Data entries:
---

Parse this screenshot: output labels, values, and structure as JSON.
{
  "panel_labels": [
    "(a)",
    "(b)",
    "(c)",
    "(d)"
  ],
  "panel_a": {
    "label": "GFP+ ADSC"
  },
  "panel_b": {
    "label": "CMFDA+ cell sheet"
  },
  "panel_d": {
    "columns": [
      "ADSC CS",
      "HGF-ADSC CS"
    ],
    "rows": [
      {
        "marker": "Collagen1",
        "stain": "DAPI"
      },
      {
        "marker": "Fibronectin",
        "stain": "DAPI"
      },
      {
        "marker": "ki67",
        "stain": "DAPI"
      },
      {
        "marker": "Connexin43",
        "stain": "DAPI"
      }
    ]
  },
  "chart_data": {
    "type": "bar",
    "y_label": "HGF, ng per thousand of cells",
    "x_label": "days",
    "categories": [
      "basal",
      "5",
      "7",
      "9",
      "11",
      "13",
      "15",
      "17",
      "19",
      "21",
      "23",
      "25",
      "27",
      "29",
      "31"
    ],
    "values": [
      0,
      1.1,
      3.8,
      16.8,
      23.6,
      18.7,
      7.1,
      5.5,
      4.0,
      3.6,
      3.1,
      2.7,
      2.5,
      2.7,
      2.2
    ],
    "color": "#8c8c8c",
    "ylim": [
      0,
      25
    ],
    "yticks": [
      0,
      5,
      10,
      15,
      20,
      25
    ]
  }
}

---

Activity:
Could the data above be returned exactly as it stands?

Solution for this problem:
Parse this screenshot: output labels, values, and structure as JSON.
{
  "panel_labels": [
    "(a)",
    "(b)",
    "(c)",
    "(d)"
  ],
  "panel_a": {
    "label": "GFP+ ADSC"
  },
  "panel_b": {
    "label": "CMFDA+ cell sheet"
  },
  "panel_d": {
    "columns": [
      "ADSC CS",
      "HGF-ADSC CS"
    ],
    "rows": [
      {
        "marker": "Collagen1",
        "stain": "DAPI"
      },
      {
        "marker": "Fibronectin",
        "stain": "DAPI"
      },
      {
        "marker": "ki67",
        "stain": "DAPI"
      },
      {
        "marker": "Connexin43",
        "stain": "DAPI"
      }
    ]
  },
  "chart_data": {
    "type": "bar",
    "y_label": "HGF, ng per thousand of cells",
    "x_label": "days",
    "categories": [
      "basal",
      "5",
      "7",
      "9",
      "11",
      "13",
      "15",
      "17",
      "19",
      "21",
      "23",
      "25",
      "27",
      "29",
      "31"
    ],
    "values": [
      0,
      1.1,
      3.8,
      16.8,
      23.6,
      18.7,
      7.1,
      5.5,
      4.0,
      3.6,
      3.1,
      2.7,
      2.5,
      2.7,
      2.2
    ],
    "color": "#8c8c8c",
    "ylim": [
      0,
      25
    ],
    "yticks": [
      0,
      5,
      10,
      15,
      20,
      25
    ]
  }
}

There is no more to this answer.